Stated goal — Give the records back in full, exactly as they read.
** Start of Records supplied **
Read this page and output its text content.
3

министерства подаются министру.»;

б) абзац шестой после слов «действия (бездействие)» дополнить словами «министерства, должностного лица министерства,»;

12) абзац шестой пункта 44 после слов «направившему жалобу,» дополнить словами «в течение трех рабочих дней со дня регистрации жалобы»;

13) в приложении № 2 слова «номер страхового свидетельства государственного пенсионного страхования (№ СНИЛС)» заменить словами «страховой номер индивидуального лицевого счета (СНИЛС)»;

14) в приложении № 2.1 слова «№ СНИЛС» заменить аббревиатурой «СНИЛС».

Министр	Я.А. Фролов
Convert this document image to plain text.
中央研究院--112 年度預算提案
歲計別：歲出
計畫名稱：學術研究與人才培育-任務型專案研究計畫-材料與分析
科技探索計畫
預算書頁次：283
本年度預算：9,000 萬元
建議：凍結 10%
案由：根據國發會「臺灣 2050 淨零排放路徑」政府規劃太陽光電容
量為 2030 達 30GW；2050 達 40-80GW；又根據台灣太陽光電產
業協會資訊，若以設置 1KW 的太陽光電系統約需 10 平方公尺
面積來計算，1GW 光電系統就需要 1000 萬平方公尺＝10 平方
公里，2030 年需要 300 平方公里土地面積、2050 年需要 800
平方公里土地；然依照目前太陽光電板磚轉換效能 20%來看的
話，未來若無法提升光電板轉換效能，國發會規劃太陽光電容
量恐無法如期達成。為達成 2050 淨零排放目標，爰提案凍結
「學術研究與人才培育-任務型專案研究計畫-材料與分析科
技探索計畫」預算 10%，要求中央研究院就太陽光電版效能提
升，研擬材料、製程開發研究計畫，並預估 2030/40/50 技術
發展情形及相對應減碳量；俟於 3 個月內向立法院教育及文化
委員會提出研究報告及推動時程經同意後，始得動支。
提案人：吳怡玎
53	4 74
** End of Records supplied **
Written response —
Read this page and output its text content.
3

министерства подаются министру.»;

б) абзац шестой после слов «действия (бездействие)» дополнить словами «министерства, должностного лица министерства,»;

12) абзац шестой пункта 44 после слов «направившему жалобу,» дополнить словами «в течение трех рабочих дней со дня регистрации жалобы»;

13) в приложении № 2 слова «номер страхового свидетельства государственного пенсионного страхования (№ СНИЛС)» заменить словами «страховой номер индивидуального лицевого счета (СНИЛС)»;

14) в приложении № 2.1 слова «№ СНИЛС» заменить аббревиатурой «СНИЛС».

Министр	Я.А. Фролов
Convert this document image to plain text.
中央研究院--112 年度預算提案
歲計別：歲出
計畫名稱：學術研究與人才培育-任務型專案研究計畫-材料與分析
科技探索計畫
預算書頁次：283
本年度預算：9,000 萬元
建議：凍結 10%
案由：根據國發會「臺灣 2050 淨零排放路徑」政府規劃太陽光電容
量為 2030 達 30GW；2050 達 40-80GW；又根據台灣太陽光電產
業協會資訊，若以設置 1KW 的太陽光電系統約需 10 平方公尺
面積來計算，1GW 光電系統就需要 1000 萬平方公尺＝10 平方
公里，2030 年需要 300 平方公里土地面積、2050 年需要 800
平方公里土地；然依照目前太陽光電板磚轉換效能 20%來看的
話，未來若無法提升光電板轉換效能，國發會規劃太陽光電容
量恐無法如期達成。為達成 2050 淨零排放目標，爰提案凍結
「學術研究與人才培育-任務型專案研究計畫-材料與分析科
技探索計畫」預算 10%，要求中央研究院就太陽光電版效能提
升，研擬材料、製程開發研究計畫，並預估 2030/40/50 技術
發展情形及相對應減碳量；俟於 3 個月內向立法院教育及文化
委員會提出研究報告及推動時程經同意後，始得動支。
提案人：吳怡玎
53	4 74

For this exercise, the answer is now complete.